Direction:
Set down every entry word for word. Omit the pictures.

---

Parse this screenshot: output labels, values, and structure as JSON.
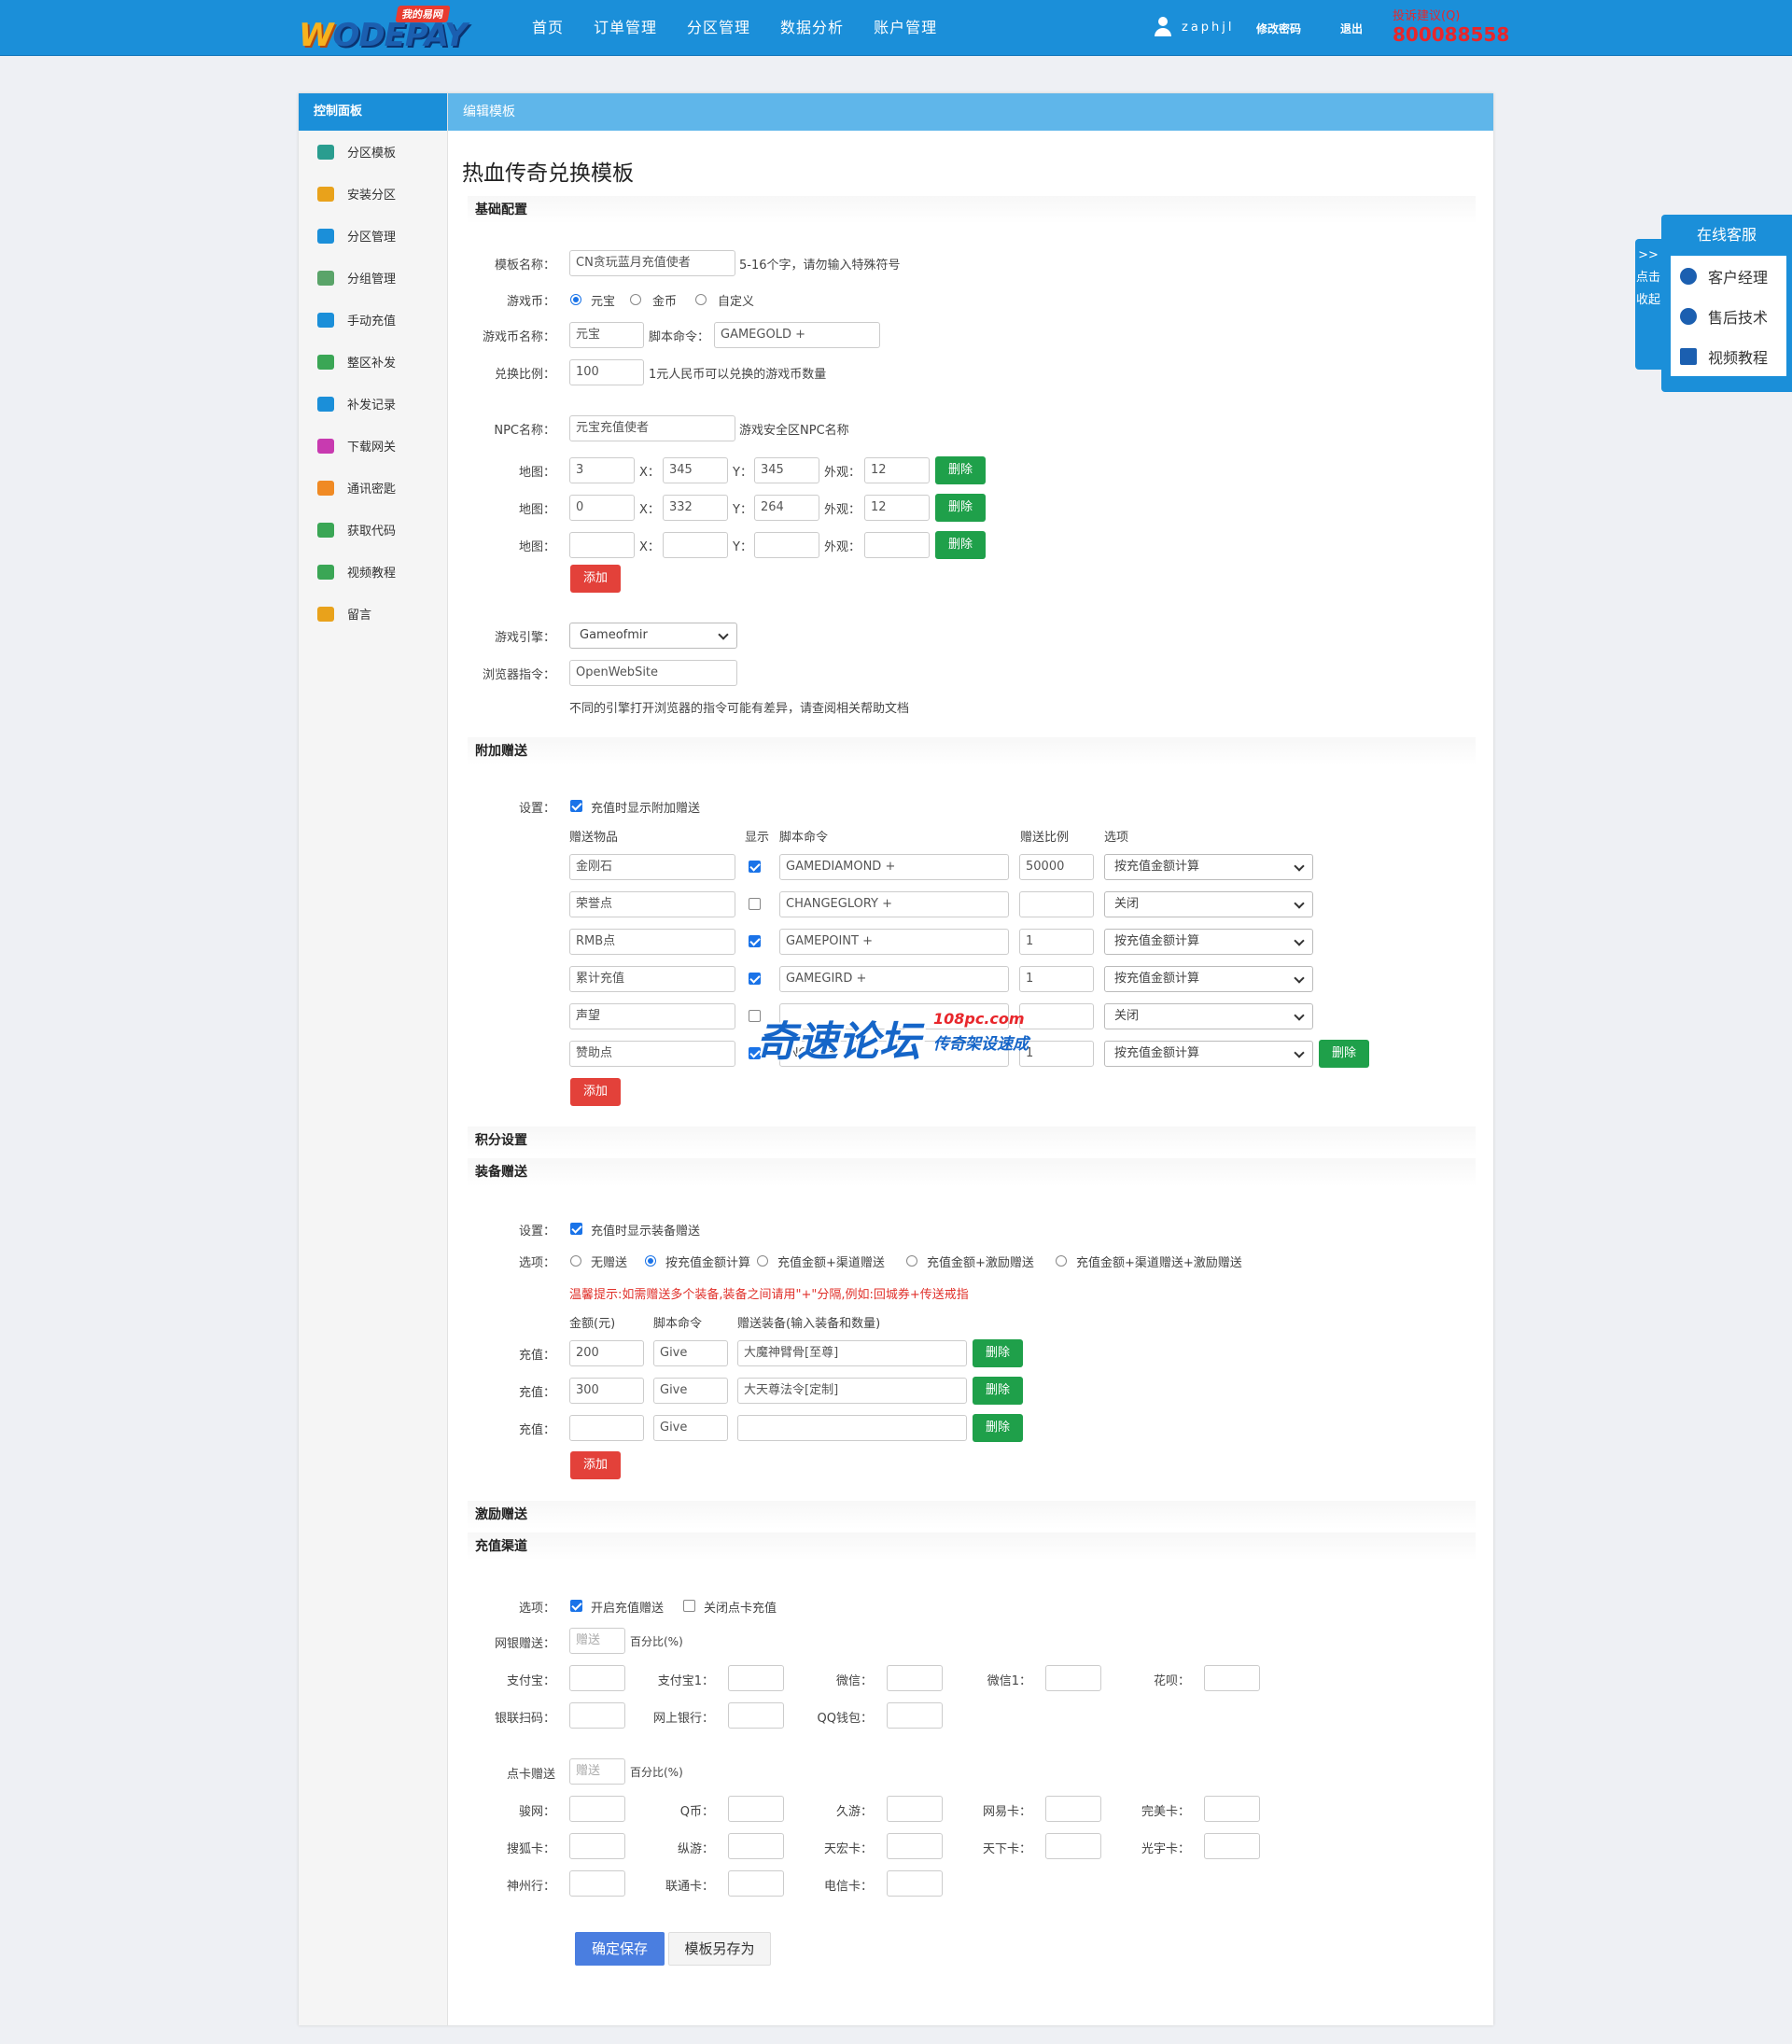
{
  "header": {
    "logo_tag": "我的易网",
    "logo_text_a": "W",
    "logo_text_b": "ODEPAY",
    "nav": [
      "首页",
      "订单管理",
      "分区管理",
      "数据分析",
      "账户管理"
    ],
    "username": "zaphjl",
    "change_pwd": "修改密码",
    "logout": "退出",
    "hotline_label": "投诉建议(Q)",
    "hotline_number": "800088558"
  },
  "sidebar": {
    "title": "控制面板",
    "items": [
      "分区模板",
      "安装分区",
      "分区管理",
      "分组管理",
      "手动充值",
      "整区补发",
      "补发记录",
      "下载网关",
      "通讯密匙",
      "获取代码",
      "视频教程",
      "留言"
    ],
    "icon_colors": [
      "#2a9d8f",
      "#e9a21b",
      "#1b8fd9",
      "#5aa469",
      "#1b8fd9",
      "#3aa655",
      "#1b8fd9",
      "#c83ab0",
      "#f08a24",
      "#3aa655",
      "#3aa655",
      "#e9a21b"
    ]
  },
  "main": {
    "header": "编辑模板",
    "title": "热血传奇兑换模板"
  },
  "basic": {
    "section": "基础配置",
    "name_label": "模板名称：",
    "name_value": "CN贪玩蓝月充值使者",
    "name_hint": "5-16个字，请勿输入特殊符号",
    "currency_label": "游戏币：",
    "currency_options": [
      "元宝",
      "金币",
      "自定义"
    ],
    "currency_name_label": "游戏币名称：",
    "currency_name_value": "元宝",
    "script_label": "脚本命令：",
    "script_value": "GAMEGOLD +",
    "ratio_label": "兑换比例：",
    "ratio_value": "100",
    "ratio_hint": "1元人民币可以兑换的游戏币数量",
    "npc_label": "NPC名称：",
    "npc_value": "元宝充值使者",
    "npc_hint": "游戏安全区NPC名称",
    "map_label": "地图：",
    "x_label": "X：",
    "y_label": "Y：",
    "look_label": "外观：",
    "maps": [
      {
        "map": "3",
        "x": "345",
        "y": "345",
        "look": "12"
      },
      {
        "map": "0",
        "x": "332",
        "y": "264",
        "look": "12"
      },
      {
        "map": "",
        "x": "",
        "y": "",
        "look": ""
      }
    ],
    "delete": "删除",
    "add": "添加",
    "engine_label": "游戏引擎：",
    "engine_value": "Gameofmir",
    "browser_label": "浏览器指令：",
    "browser_value": "OpenWebSite",
    "browser_hint": "不同的引擎打开浏览器的指令可能有差异，请查阅相关帮助文档"
  },
  "extra": {
    "section": "附加赠送",
    "setting_label": "设置：",
    "setting_text": "充值时显示附加赠送",
    "headers": [
      "赠送物品",
      "显示",
      "脚本命令",
      "赠送比例",
      "选项"
    ],
    "rows": [
      {
        "item": "金刚石",
        "show": true,
        "cmd": "GAMEDIAMOND +",
        "ratio": "50000",
        "opt": "按充值金额计算"
      },
      {
        "item": "荣誉点",
        "show": false,
        "cmd": "CHANGEGLORY +",
        "ratio": "",
        "opt": "关闭"
      },
      {
        "item": "RMB点",
        "show": true,
        "cmd": "GAMEPOINT +",
        "ratio": "1",
        "opt": "按充值金额计算"
      },
      {
        "item": "累计充值",
        "show": true,
        "cmd": "GAMEGIRD +",
        "ratio": "1",
        "opt": "按充值金额计算"
      },
      {
        "item": "声望",
        "show": false,
        "cmd": "",
        "ratio": "",
        "opt": "关闭"
      },
      {
        "item": "赞助点",
        "show": true,
        "cmd": "INC U43",
        "ratio": "1",
        "opt": "按充值金额计算"
      }
    ],
    "delete": "删除",
    "add": "添加"
  },
  "points": {
    "section": "积分设置"
  },
  "equip": {
    "section": "装备赠送",
    "setting_label": "设置：",
    "setting_text": "充值时显示装备赠送",
    "option_label": "选项：",
    "options": [
      "无赠送",
      "按充值金额计算",
      "充值金额+渠道赠送",
      "充值金额+激励赠送",
      "充值金额+渠道赠送+激励赠送"
    ],
    "warning": "温馨提示:如需赠送多个装备,装备之间请用\"+\"分隔,例如:回城券+传送戒指",
    "headers": [
      "金额(元)",
      "脚本命令",
      "赠送装备(输入装备和数量)"
    ],
    "charge_label": "充值：",
    "rows": [
      {
        "amount": "200",
        "cmd": "Give",
        "equip": "大魔神臂骨[至尊]"
      },
      {
        "amount": "300",
        "cmd": "Give",
        "equip": "大天尊法令[定制]"
      },
      {
        "amount": "",
        "cmd": "Give",
        "equip": ""
      }
    ],
    "delete": "删除",
    "add": "添加"
  },
  "incentive": {
    "section": "激励赠送"
  },
  "channel": {
    "section": "充值渠道",
    "option_label": "选项：",
    "opt1": "开启充值赠送",
    "opt2": "关闭点卡充值",
    "bank_label": "网银赠送：",
    "bank_placeholder": "赠送",
    "percent": "百分比(%)",
    "row1": [
      "支付宝：",
      "支付宝1：",
      "微信：",
      "微信1：",
      "花呗："
    ],
    "row2": [
      "银联扫码：",
      "网上银行：",
      "QQ钱包："
    ],
    "card_label": "点卡赠送",
    "card_placeholder": "赠送",
    "row3": [
      "骏网：",
      "Q币：",
      "久游：",
      "网易卡：",
      "完美卡："
    ],
    "row4": [
      "搜狐卡：",
      "纵游：",
      "天宏卡：",
      "天下卡：",
      "光宇卡："
    ],
    "row5": [
      "神州行：",
      "联通卡：",
      "电信卡："
    ]
  },
  "actions": {
    "save": "确定保存",
    "save_as": "模板另存为"
  },
  "service": {
    "title": "在线客服",
    "tab_text": ">>点击收起",
    "items": [
      "客户经理",
      "售后技术",
      "视频教程"
    ]
  },
  "watermark": {
    "main": "奇速论坛",
    "url": "108pc.com",
    "sub": "传奇架设速成"
  }
}
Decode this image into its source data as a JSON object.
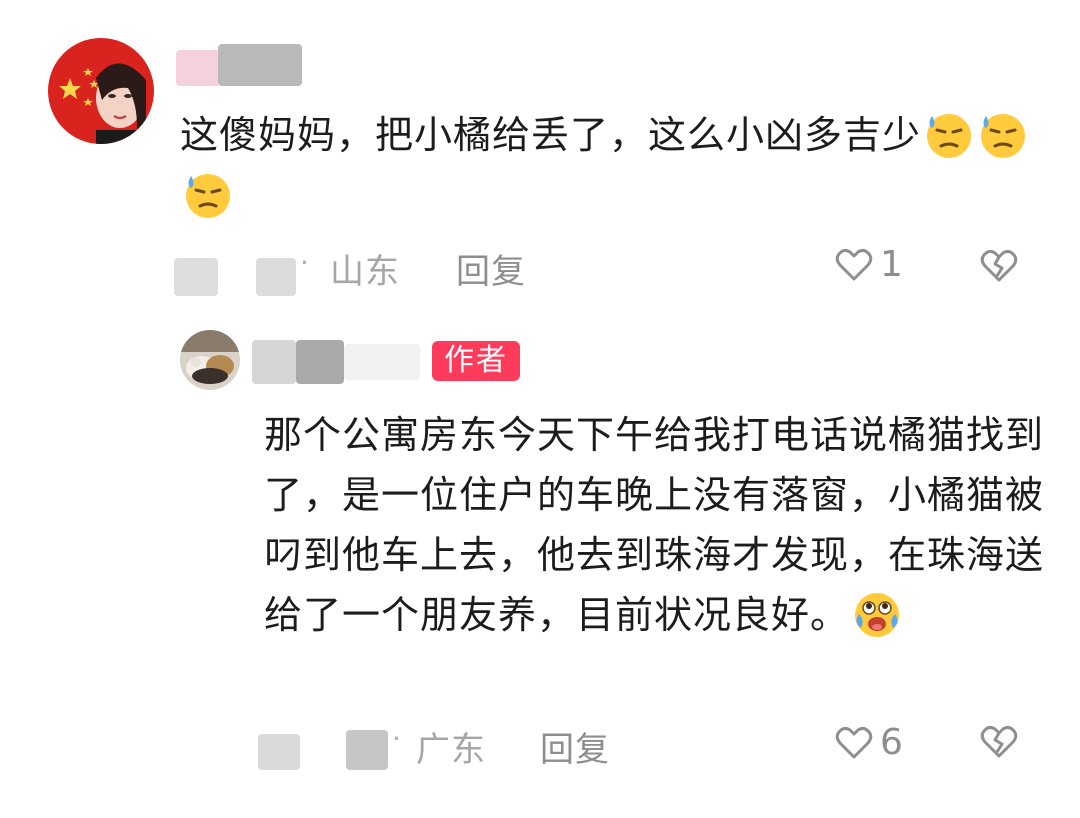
{
  "comments": [
    {
      "avatar_icon": "avatar-flag-icon",
      "text": "这傻妈妈，把小橘给丢了，这么小凶多吉少",
      "emojis": [
        "sweat-emoji",
        "sweat-emoji",
        "sweat-emoji"
      ],
      "location": "山东",
      "dot": "·",
      "reply_label": "回复",
      "likes": "1"
    }
  ],
  "reply": {
    "avatar_icon": "avatar-cat-icon",
    "badge": "作者",
    "text": "那个公寓房东今天下午给我打电话说橘猫找到了，是一位住户的车晚上没有落窗，小橘猫被叼到他车上去，他去到珠海才发现，在珠海送给了一个朋友养，目前状况良好。",
    "emojis": [
      "happy-tears-emoji"
    ],
    "location": "广东",
    "dot": "·",
    "reply_label": "回复",
    "likes": "6"
  },
  "colors": {
    "badge": "#ff3b5c",
    "meta_text": "#a6a6a6",
    "icon": "#8e8e8e"
  }
}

---

Correct result:
Parse this screenshot: output labels, values, and structure as JSON.
{
  "header": {
    "logo_tag": "我的易网",
    "logo_text_a": "W",
    "logo_text_b": "ODEPAY",
    "nav": [
      "首页",
      "订单管理",
      "分区管理",
      "数据分析",
      "账户管理"
    ],
    "username": "zaphjl",
    "change_pwd": "修改密码",
    "logout": "退出",
    "hotline_label": "投诉建议(Q)",
    "hotline_number": "800088558"
  },
  "sidebar": {
    "title": "控制面板",
    "items": [
      "分区模板",
      "安装分区",
      "分区管理",
      "分组管理",
      "手动充值",
      "整区补发",
      "补发记录",
      "下载网关",
      "通讯密匙",
      "获取代码",
      "视频教程",
      "留言"
    ],
    "icon_colors": [
      "#2a9d8f",
      "#e9a21b",
      "#1b8fd9",
      "#5aa469",
      "#1b8fd9",
      "#3aa655",
      "#1b8fd9",
      "#c83ab0",
      "#f08a24",
      "#3aa655",
      "#3aa655",
      "#e9a21b"
    ]
  },
  "main": {
    "header": "编辑模板",
    "title": "热血传奇兑换模板"
  },
  "basic": {
    "section": "基础配置",
    "name_label": "模板名称：",
    "name_value": "CN贪玩蓝月充值使者",
    "name_hint": "5-16个字，请勿输入特殊符号",
    "currency_label": "游戏币：",
    "currency_options": [
      "元宝",
      "金币",
      "自定义"
    ],
    "currency_name_label": "游戏币名称：",
    "currency_name_value": "元宝",
    "script_label": "脚本命令：",
    "script_value": "GAMEGOLD +",
    "ratio_label": "兑换比例：",
    "ratio_value": "100",
    "ratio_hint": "1元人民币可以兑换的游戏币数量",
    "npc_label": "NPC名称：",
    "npc_value": "元宝充值使者",
    "npc_hint": "游戏安全区NPC名称",
    "map_label": "地图：",
    "x_label": "X：",
    "y_label": "Y：",
    "look_label": "外观：",
    "maps": [
      {
        "map": "3",
        "x": "345",
        "y": "345",
        "look": "12"
      },
      {
        "map": "0",
        "x": "332",
        "y": "264",
        "look": "12"
      },
      {
        "map": "",
        "x": "",
        "y": "",
        "look": ""
      }
    ],
    "delete": "删除",
    "add": "添加",
    "engine_label": "游戏引擎：",
    "engine_value": "Gameofmir",
    "browser_label": "浏览器指令：",
    "browser_value": "OpenWebSite",
    "browser_hint": "不同的引擎打开浏览器的指令可能有差异，请查阅相关帮助文档"
  },
  "extra": {
    "section": "附加赠送",
    "setting_label": "设置：",
    "setting_text": "充值时显示附加赠送",
    "headers": [
      "赠送物品",
      "显示",
      "脚本命令",
      "赠送比例",
      "选项"
    ],
    "rows": [
      {
        "item": "金刚石",
        "show": true,
        "cmd": "GAMEDIAMOND +",
        "ratio": "50000",
        "opt": "按充值金额计算"
      },
      {
        "item": "荣誉点",
        "show": false,
        "cmd": "CHANGEGLORY +",
        "ratio": "",
        "opt": "关闭"
      },
      {
        "item": "RMB点",
        "show": true,
        "cmd": "GAMEPOINT +",
        "ratio": "1",
        "opt": "按充值金额计算"
      },
      {
        "item": "累计充值",
        "show": true,
        "cmd": "GAMEGIRD +",
        "ratio": "1",
        "opt": "按充值金额计算"
      },
      {
        "item": "声望",
        "show": false,
        "cmd": "",
        "ratio": "",
        "opt": "关闭"
      },
      {
        "item": "赞助点",
        "show": true,
        "cmd": "INC U43",
        "ratio": "1",
        "opt": "按充值金额计算"
      }
    ],
    "delete": "删除",
    "add": "添加"
  },
  "points": {
    "section": "积分设置"
  },
  "equip": {
    "section": "装备赠送",
    "setting_label": "设置：",
    "setting_text": "充值时显示装备赠送",
    "option_label": "选项：",
    "options": [
      "无赠送",
      "按充值金额计算",
      "充值金额+渠道赠送",
      "充值金额+激励赠送",
      "充值金额+渠道赠送+激励赠送"
    ],
    "warning": "温馨提示:如需赠送多个装备,装备之间请用\"+\"分隔,例如:回城券+传送戒指",
    "headers": [
      "金额(元)",
      "脚本命令",
      "赠送装备(输入装备和数量)"
    ],
    "charge_label": "充值：",
    "rows": [
      {
        "amount": "200",
        "cmd": "Give",
        "equip": "大魔神臂骨[至尊]"
      },
      {
        "amount": "300",
        "cmd": "Give",
        "equip": "大天尊法令[定制]"
      },
      {
        "amount": "",
        "cmd": "Give",
        "equip": ""
      }
    ],
    "delete": "删除",
    "add": "添加"
  },
  "incentive": {
    "section": "激励赠送"
  },
  "channel": {
    "section": "充值渠道",
    "option_label": "选项：",
    "opt1": "开启充值赠送",
    "opt2": "关闭点卡充值",
    "bank_label": "网银赠送：",
    "bank_placeholder": "赠送",
    "percent": "百分比(%)",
    "row1": [
      "支付宝：",
      "支付宝1：",
      "微信：",
      "微信1：",
      "花呗："
    ],
    "row2": [
      "银联扫码：",
      "网上银行：",
      "QQ钱包："
    ],
    "card_label": "点卡赠送",
    "card_placeholder": "赠送",
    "row3": [
      "骏网：",
      "Q币：",
      "久游：",
      "网易卡：",
      "完美卡："
    ],
    "row4": [
      "搜狐卡：",
      "纵游：",
      "天宏卡：",
      "天下卡：",
      "光宇卡："
    ],
    "row5": [
      "神州行：",
      "联通卡：",
      "电信卡："
    ]
  },
  "actions": {
    "save": "确定保存",
    "save_as": "模板另存为"
  },
  "service": {
    "title": "在线客服",
    "tab_text": ">>点击收起",
    "items": [
      "客户经理",
      "售后技术",
      "视频教程"
    ]
  },
  "watermark": {
    "main": "奇速论坛",
    "url": "108pc.com",
    "sub": "传奇架设速成"
  }
}
Decode this image into its source data as a JSON object.
{
  "comments": [
    {
      "avatar_icon": "avatar-flag-icon",
      "text": "这傻妈妈，把小橘给丢了，这么小凶多吉少",
      "emojis": [
        "sweat-emoji",
        "sweat-emoji",
        "sweat-emoji"
      ],
      "location": "山东",
      "dot": "·",
      "reply_label": "回复",
      "likes": "1"
    }
  ],
  "reply": {
    "avatar_icon": "avatar-cat-icon",
    "badge": "作者",
    "text": "那个公寓房东今天下午给我打电话说橘猫找到了，是一位住户的车晚上没有落窗，小橘猫被叼到他车上去，他去到珠海才发现，在珠海送给了一个朋友养，目前状况良好。",
    "emojis": [
      "happy-tears-emoji"
    ],
    "location": "广东",
    "dot": "·",
    "reply_label": "回复",
    "likes": "6"
  },
  "colors": {
    "badge": "#ff3b5c",
    "meta_text": "#a6a6a6",
    "icon": "#8e8e8e"
  }
}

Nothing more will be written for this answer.